Given request –
Among these lines, how many include "label"? Answer only with the number.

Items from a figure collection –
==================================================
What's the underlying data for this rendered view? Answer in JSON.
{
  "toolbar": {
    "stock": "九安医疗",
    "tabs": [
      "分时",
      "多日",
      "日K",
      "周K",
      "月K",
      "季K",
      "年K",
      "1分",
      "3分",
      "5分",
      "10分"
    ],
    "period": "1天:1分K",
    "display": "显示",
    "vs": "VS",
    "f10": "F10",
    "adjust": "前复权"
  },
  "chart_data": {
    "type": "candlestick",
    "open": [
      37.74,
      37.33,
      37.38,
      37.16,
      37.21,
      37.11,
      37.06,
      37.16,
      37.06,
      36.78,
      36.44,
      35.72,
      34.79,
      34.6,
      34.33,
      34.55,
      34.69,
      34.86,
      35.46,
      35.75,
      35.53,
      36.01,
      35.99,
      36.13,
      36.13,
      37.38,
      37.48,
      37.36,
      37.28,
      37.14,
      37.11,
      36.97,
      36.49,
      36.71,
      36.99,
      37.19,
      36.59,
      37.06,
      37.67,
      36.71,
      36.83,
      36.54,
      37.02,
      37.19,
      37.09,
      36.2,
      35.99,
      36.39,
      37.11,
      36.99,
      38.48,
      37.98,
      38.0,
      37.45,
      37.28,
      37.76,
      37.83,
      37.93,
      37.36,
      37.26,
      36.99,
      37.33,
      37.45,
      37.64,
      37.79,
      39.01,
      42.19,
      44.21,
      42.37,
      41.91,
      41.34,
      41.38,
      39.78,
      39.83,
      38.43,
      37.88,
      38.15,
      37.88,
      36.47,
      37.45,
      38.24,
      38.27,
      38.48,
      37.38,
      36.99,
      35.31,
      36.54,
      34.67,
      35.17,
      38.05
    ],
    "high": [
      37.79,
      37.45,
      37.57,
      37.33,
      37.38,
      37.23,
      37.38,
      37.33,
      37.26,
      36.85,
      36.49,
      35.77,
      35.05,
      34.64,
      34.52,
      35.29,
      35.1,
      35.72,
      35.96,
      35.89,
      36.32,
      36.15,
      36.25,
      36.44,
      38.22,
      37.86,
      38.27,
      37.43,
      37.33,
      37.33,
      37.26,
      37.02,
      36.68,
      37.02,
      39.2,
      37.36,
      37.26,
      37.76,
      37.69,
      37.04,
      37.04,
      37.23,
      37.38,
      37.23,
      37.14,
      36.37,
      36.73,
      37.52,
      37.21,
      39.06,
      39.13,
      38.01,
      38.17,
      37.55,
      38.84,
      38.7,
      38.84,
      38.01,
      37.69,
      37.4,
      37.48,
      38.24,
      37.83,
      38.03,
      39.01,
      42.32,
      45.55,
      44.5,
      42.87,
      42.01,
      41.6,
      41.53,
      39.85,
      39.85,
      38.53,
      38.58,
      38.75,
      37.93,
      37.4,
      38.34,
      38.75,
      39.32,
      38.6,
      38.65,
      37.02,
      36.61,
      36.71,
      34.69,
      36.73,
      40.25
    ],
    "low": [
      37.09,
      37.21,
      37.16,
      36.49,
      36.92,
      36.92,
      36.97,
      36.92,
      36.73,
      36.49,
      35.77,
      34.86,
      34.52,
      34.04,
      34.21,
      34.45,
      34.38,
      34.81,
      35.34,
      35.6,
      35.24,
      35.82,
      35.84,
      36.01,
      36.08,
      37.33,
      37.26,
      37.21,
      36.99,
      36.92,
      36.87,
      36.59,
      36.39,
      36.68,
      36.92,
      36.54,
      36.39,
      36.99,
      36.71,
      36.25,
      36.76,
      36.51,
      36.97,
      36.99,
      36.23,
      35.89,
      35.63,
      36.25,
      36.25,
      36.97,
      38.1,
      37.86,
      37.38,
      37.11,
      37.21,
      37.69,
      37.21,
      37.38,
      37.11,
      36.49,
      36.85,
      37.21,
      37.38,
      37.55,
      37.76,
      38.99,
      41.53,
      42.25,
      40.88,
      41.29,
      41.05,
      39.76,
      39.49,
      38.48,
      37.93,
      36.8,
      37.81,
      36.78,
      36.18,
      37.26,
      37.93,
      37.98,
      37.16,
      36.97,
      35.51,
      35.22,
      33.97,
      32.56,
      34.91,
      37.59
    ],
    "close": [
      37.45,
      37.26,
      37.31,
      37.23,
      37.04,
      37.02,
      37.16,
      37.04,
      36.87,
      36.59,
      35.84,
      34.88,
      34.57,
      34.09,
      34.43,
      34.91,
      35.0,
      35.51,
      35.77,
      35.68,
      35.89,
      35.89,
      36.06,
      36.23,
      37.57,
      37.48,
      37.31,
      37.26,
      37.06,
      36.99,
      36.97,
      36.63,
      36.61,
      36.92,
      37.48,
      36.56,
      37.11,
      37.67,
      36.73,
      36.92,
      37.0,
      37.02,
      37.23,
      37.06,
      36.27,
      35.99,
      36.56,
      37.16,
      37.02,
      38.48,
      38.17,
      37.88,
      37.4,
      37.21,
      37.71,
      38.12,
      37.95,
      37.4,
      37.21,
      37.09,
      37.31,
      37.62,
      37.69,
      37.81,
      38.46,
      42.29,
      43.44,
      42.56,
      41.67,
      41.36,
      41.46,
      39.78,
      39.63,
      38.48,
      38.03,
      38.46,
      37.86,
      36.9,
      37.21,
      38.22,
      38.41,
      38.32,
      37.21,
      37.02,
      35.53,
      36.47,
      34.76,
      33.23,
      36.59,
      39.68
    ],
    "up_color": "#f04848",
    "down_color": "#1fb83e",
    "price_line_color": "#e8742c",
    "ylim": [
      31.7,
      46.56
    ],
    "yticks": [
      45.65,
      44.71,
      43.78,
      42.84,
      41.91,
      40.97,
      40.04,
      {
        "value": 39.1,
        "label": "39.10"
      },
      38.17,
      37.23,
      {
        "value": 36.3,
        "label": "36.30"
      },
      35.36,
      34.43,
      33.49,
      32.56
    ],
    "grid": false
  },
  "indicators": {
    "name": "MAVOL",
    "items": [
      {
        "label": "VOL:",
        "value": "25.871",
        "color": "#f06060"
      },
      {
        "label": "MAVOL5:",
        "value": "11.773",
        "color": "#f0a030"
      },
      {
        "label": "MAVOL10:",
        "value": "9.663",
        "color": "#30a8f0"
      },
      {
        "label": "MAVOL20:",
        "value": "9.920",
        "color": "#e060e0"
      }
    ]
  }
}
==================================================
Solution –
6